Materials provided —
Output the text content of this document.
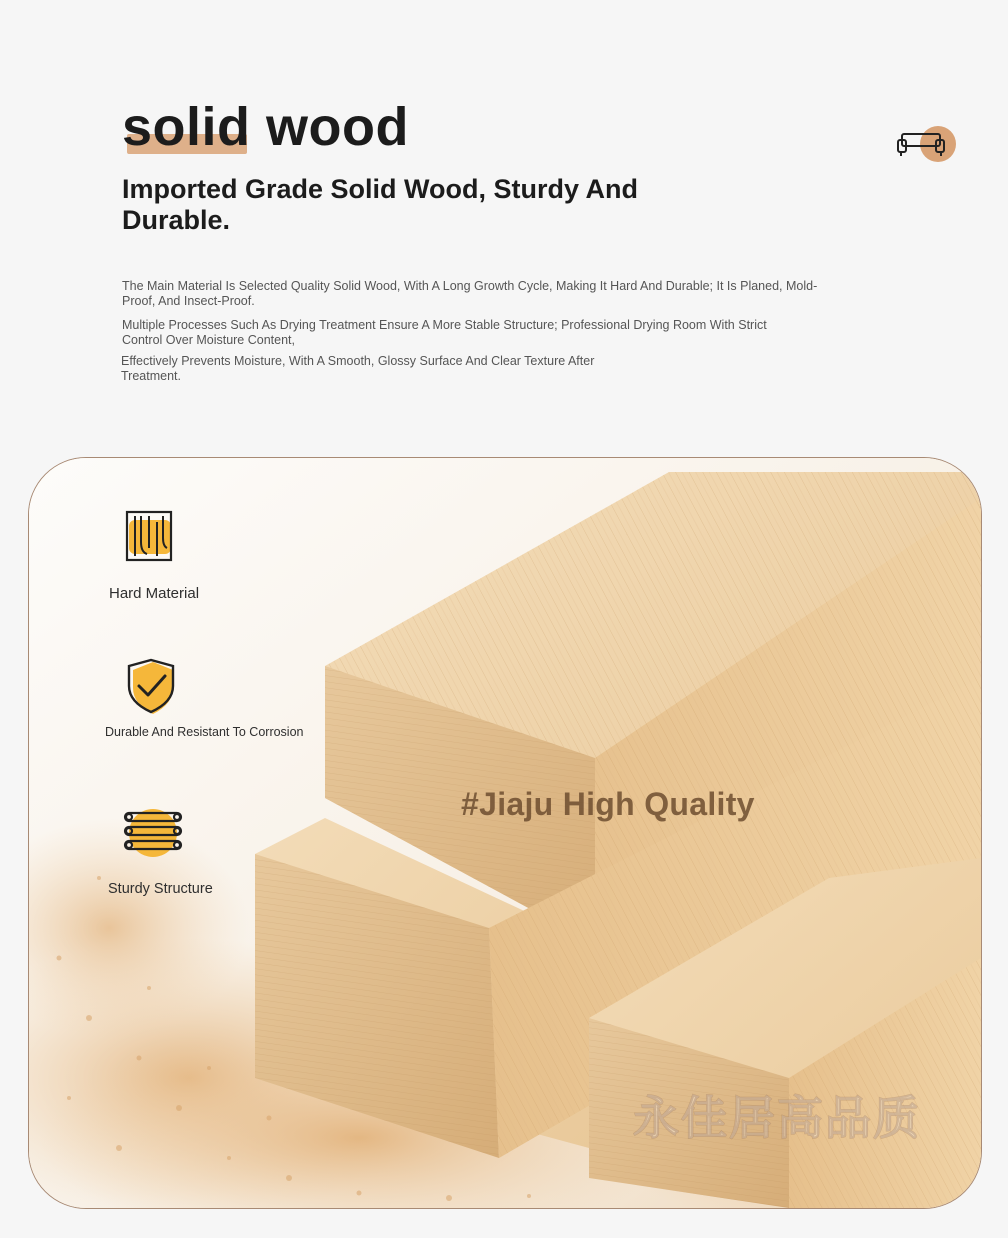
solid wood
Imported Grade Solid Wood, Sturdy And Durable.

The Main Material Is Selected Quality Solid Wood, With A Long Growth Cycle, Making It Hard And Durable; It Is Planed, Mold-Proof, And Insect-Proof.

Multiple Processes Such As Drying Treatment Ensure A More Stable Structure; Professional Drying Room With Strict Control Over Moisture Content,

Effectively Prevents Moisture, With A Smooth, Glossy Surface And Clear Texture After Treatment.

Hard Material
Durable And Resistant To Corrosion
Sturdy Structure
#Jiaju High Quality
永佳居高品质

Required work — Your task is to copy the entries in full and exactly, without any images.

Response —
Output the text content of this document.
solid wood
Imported Grade Solid Wood, Sturdy And Durable.

The Main Material Is Selected Quality Solid Wood, With A Long Growth Cycle, Making It Hard And Durable; It Is Planed, Mold-Proof, And Insect-Proof.

Multiple Processes Such As Drying Treatment Ensure A More Stable Structure; Professional Drying Room With Strict Control Over Moisture Content,

Effectively Prevents Moisture, With A Smooth, Glossy Surface And Clear Texture After Treatment.

Hard Material
Durable And Resistant To Corrosion
Sturdy Structure
#Jiaju High Quality
永佳居高品质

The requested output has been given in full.